What needs to be done: Write out every entry precisely as given, leaving the pictures out.

#### Dataset entries ####

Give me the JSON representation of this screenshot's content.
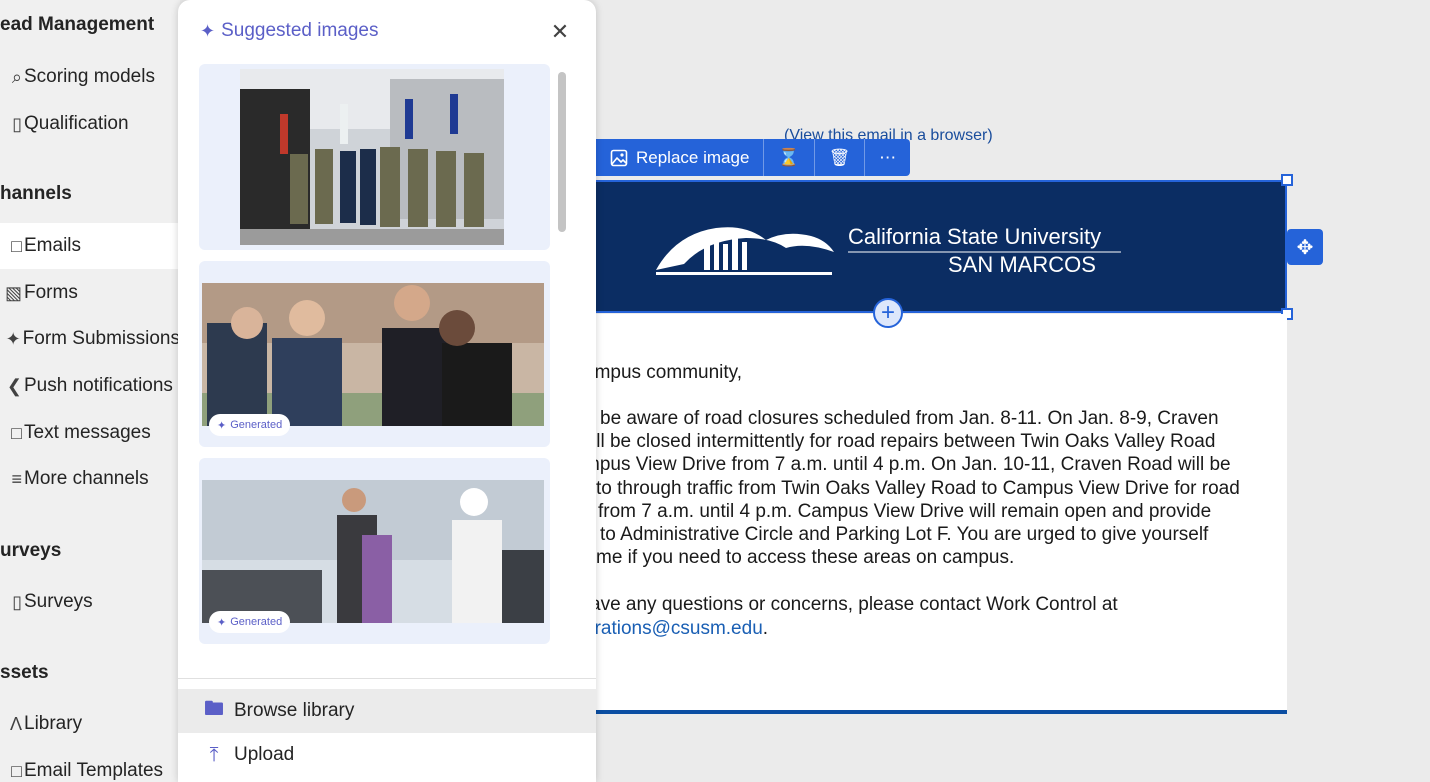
{
  "nav": {
    "groups": [
      {
        "label": "ead Management",
        "items": [
          {
            "label": "Scoring models",
            "icon": "search-icon"
          },
          {
            "label": "Qualification",
            "icon": "document-icon"
          }
        ]
      },
      {
        "label": "hannels",
        "items": [
          {
            "label": "Emails",
            "icon": "mail-icon",
            "active": true
          },
          {
            "label": "Forms",
            "icon": "form-icon"
          },
          {
            "label": "Form Submissions",
            "icon": "submissions-icon"
          },
          {
            "label": "Push notifications",
            "icon": "push-icon"
          },
          {
            "label": "Text messages",
            "icon": "chat-icon"
          },
          {
            "label": "More channels",
            "icon": "channels-icon"
          }
        ]
      },
      {
        "label": "urveys",
        "items": [
          {
            "label": "Surveys",
            "icon": "survey-icon"
          }
        ]
      },
      {
        "label": "ssets",
        "items": [
          {
            "label": "Library",
            "icon": "library-icon"
          },
          {
            "label": "Email Templates",
            "icon": "template-icon"
          }
        ]
      }
    ]
  },
  "panel": {
    "title": "Suggested images",
    "images": [
      {
        "alt": "Group photo with military personnel and flags",
        "generated": false
      },
      {
        "alt": "Business people talking",
        "generated": true,
        "badge": "Generated"
      },
      {
        "alt": "Business meeting in office",
        "generated": true,
        "badge": "Generated"
      }
    ],
    "actions": [
      {
        "label": "Browse library",
        "icon": "folder-search-icon"
      },
      {
        "label": "Upload",
        "icon": "upload-icon"
      }
    ]
  },
  "email": {
    "view_link": "(View this email in a browser)",
    "toolbar": {
      "replace_label": "Replace image"
    },
    "banner": {
      "line1": "California State University",
      "line2": "SAN MARCOS"
    },
    "greeting": "ampus community,",
    "paragraph": [
      "be aware of road closures scheduled from Jan. 8-11. On Jan. 8-9, Craven",
      "ill be closed intermittently for road repairs between Twin Oaks Valley Road",
      "mpus View Drive from 7 a.m. until 4 p.m. On Jan. 10-11, Craven Road will be",
      "to through traffic from Twin Oaks Valley Road to Campus View Drive for road",
      "from 7 a.m. until 4 p.m. Campus View Drive will remain open and provide",
      "to Administrative Circle and Parking Lot F. You are urged to give yourself",
      "me if you need to access these areas on campus."
    ],
    "contact_line": "ave any questions or concerns, please contact Work Control at",
    "contact_email": "erations@csusm.edu",
    "contact_end": "."
  },
  "colors": {
    "accent": "#2563d9",
    "banner": "#0b2d63",
    "copilot": "#5b5fc7"
  }
}
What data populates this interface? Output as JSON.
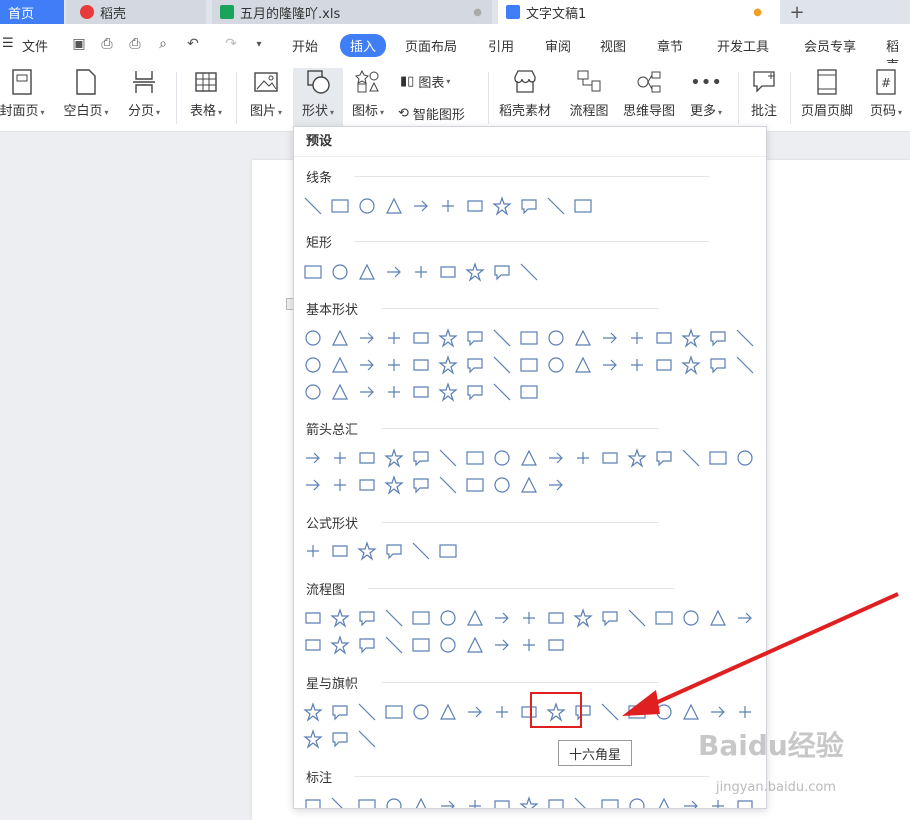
{
  "tabs": {
    "home": "首页",
    "daoke": "稻壳",
    "xls": "五月的隆隆吖.xls",
    "doc": "文字文稿1",
    "add": "+"
  },
  "menu": {
    "file": "文件",
    "items": [
      "开始",
      "插入",
      "页面布局",
      "引用",
      "审阅",
      "视图",
      "章节",
      "开发工具",
      "会员专享",
      "稻壳"
    ]
  },
  "ribbon": {
    "cover": "封面页",
    "blank": "空白页",
    "break": "分页",
    "table": "表格",
    "picture": "图片",
    "shape": "形状",
    "icon": "图标",
    "chart": "图表",
    "smart": "智能图形",
    "material": "稻壳素材",
    "flowchart": "流程图",
    "mindmap": "思维导图",
    "more": "更多",
    "comment": "批注",
    "header_footer": "页眉页脚",
    "page_num": "页码"
  },
  "dropdown": {
    "title": "预设",
    "categories": [
      "线条",
      "矩形",
      "基本形状",
      "箭头总汇",
      "公式形状",
      "流程图",
      "星与旗帜",
      "标注"
    ]
  },
  "tooltip": "十六角星",
  "watermark": {
    "brand": "Baidu经验",
    "url": "jingyan.baidu.com"
  },
  "colors": {
    "accent": "#3f7ef7",
    "shape_stroke": "#5b7fb5",
    "highlight": "#e02020"
  }
}
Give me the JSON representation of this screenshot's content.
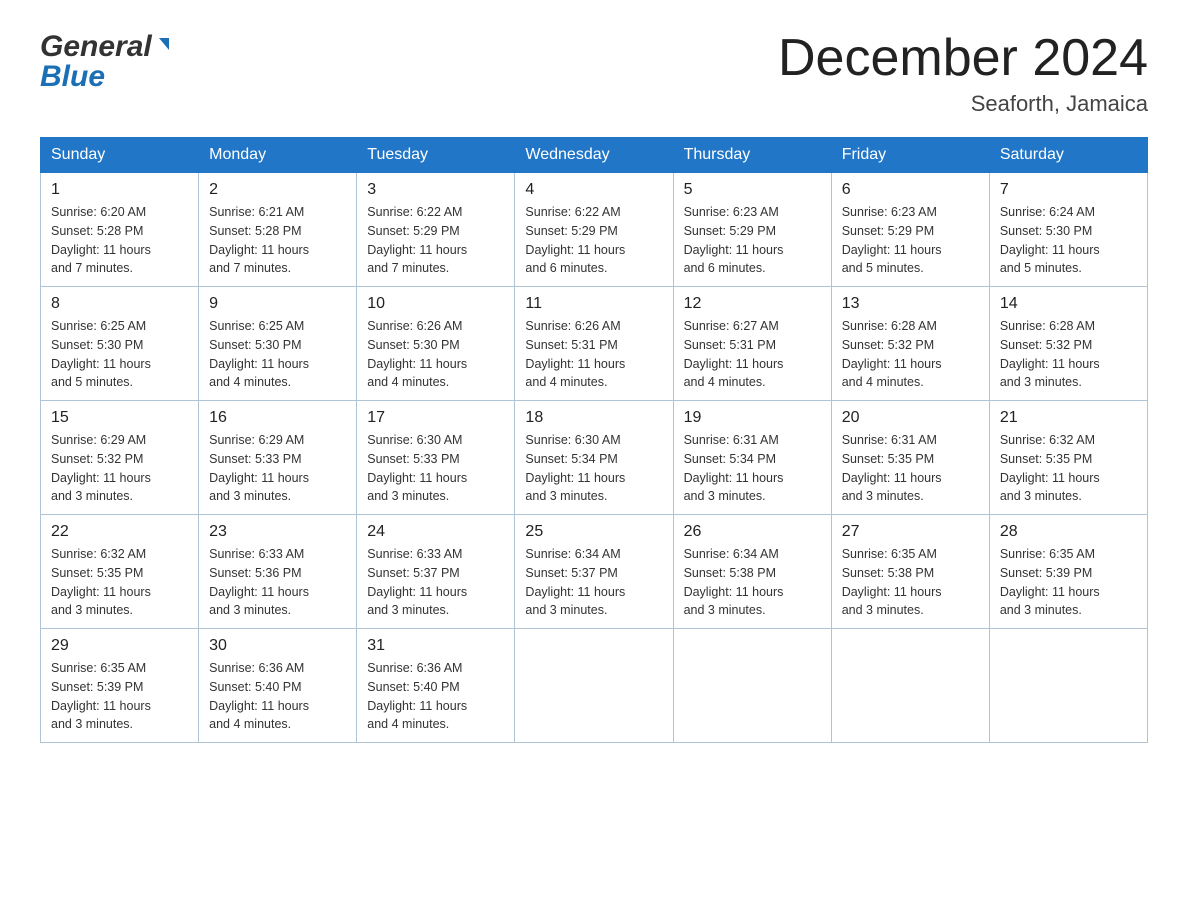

####

Right answer:
Give me the JSON representation of this screenshot's content.
{
  "nav": {
    "groups": [
      {
        "label": "ead Management",
        "items": [
          {
            "label": "Scoring models",
            "icon": "search-icon"
          },
          {
            "label": "Qualification",
            "icon": "document-icon"
          }
        ]
      },
      {
        "label": "hannels",
        "items": [
          {
            "label": "Emails",
            "icon": "mail-icon",
            "active": true
          },
          {
            "label": "Forms",
            "icon": "form-icon"
          },
          {
            "label": "Form Submissions",
            "icon": "submissions-icon"
          },
          {
            "label": "Push notifications",
            "icon": "push-icon"
          },
          {
            "label": "Text messages",
            "icon": "chat-icon"
          },
          {
            "label": "More channels",
            "icon": "channels-icon"
          }
        ]
      },
      {
        "label": "urveys",
        "items": [
          {
            "label": "Surveys",
            "icon": "survey-icon"
          }
        ]
      },
      {
        "label": "ssets",
        "items": [
          {
            "label": "Library",
            "icon": "library-icon"
          },
          {
            "label": "Email Templates",
            "icon": "template-icon"
          }
        ]
      }
    ]
  },
  "panel": {
    "title": "Suggested images",
    "images": [
      {
        "alt": "Group photo with military personnel and flags",
        "generated": false
      },
      {
        "alt": "Business people talking",
        "generated": true,
        "badge": "Generated"
      },
      {
        "alt": "Business meeting in office",
        "generated": true,
        "badge": "Generated"
      }
    ],
    "actions": [
      {
        "label": "Browse library",
        "icon": "folder-search-icon"
      },
      {
        "label": "Upload",
        "icon": "upload-icon"
      }
    ]
  },
  "email": {
    "view_link": "(View this email in a browser)",
    "toolbar": {
      "replace_label": "Replace image"
    },
    "banner": {
      "line1": "California State University",
      "line2": "SAN MARCOS"
    },
    "greeting": "ampus community,",
    "paragraph": [
      "be aware of road closures scheduled from Jan. 8-11. On Jan. 8-9, Craven",
      "ill be closed intermittently for road repairs between Twin Oaks Valley Road",
      "mpus View Drive from 7 a.m. until 4 p.m. On Jan. 10-11, Craven Road will be",
      "to through traffic from Twin Oaks Valley Road to Campus View Drive for road",
      "from 7 a.m. until 4 p.m. Campus View Drive will remain open and provide",
      "to Administrative Circle and Parking Lot F. You are urged to give yourself",
      "me if you need to access these areas on campus."
    ],
    "contact_line": "ave any questions or concerns, please contact Work Control at",
    "contact_email": "erations@csusm.edu",
    "contact_end": "."
  },
  "colors": {
    "accent": "#2563d9",
    "banner": "#0b2d63",
    "copilot": "#5b5fc7"
  }
}
What data populates this interface? Output as JSON.
{
  "tabs": {
    "home": "首页",
    "daoke": "稻壳",
    "xls": "五月的隆隆吖.xls",
    "doc": "文字文稿1",
    "add": "+"
  },
  "menu": {
    "file": "文件",
    "items": [
      "开始",
      "插入",
      "页面布局",
      "引用",
      "审阅",
      "视图",
      "章节",
      "开发工具",
      "会员专享",
      "稻壳"
    ]
  },
  "ribbon": {
    "cover": "封面页",
    "blank": "空白页",
    "break": "分页",
    "table": "表格",
    "picture": "图片",
    "shape": "形状",
    "icon": "图标",
    "chart": "图表",
    "smart": "智能图形",
    "material": "稻壳素材",
    "flowchart": "流程图",
    "mindmap": "思维导图",
    "more": "更多",
    "comment": "批注",
    "header_footer": "页眉页脚",
    "page_num": "页码"
  },
  "dropdown": {
    "title": "预设",
    "categories": [
      "线条",
      "矩形",
      "基本形状",
      "箭头总汇",
      "公式形状",
      "流程图",
      "星与旗帜",
      "标注"
    ]
  },
  "tooltip": "十六角星",
  "watermark": {
    "brand": "Baidu经验",
    "url": "jingyan.baidu.com"
  },
  "colors": {
    "accent": "#3f7ef7",
    "shape_stroke": "#5b7fb5",
    "highlight": "#e02020"
  }
}
Give me the JSON representation of this screenshot's content.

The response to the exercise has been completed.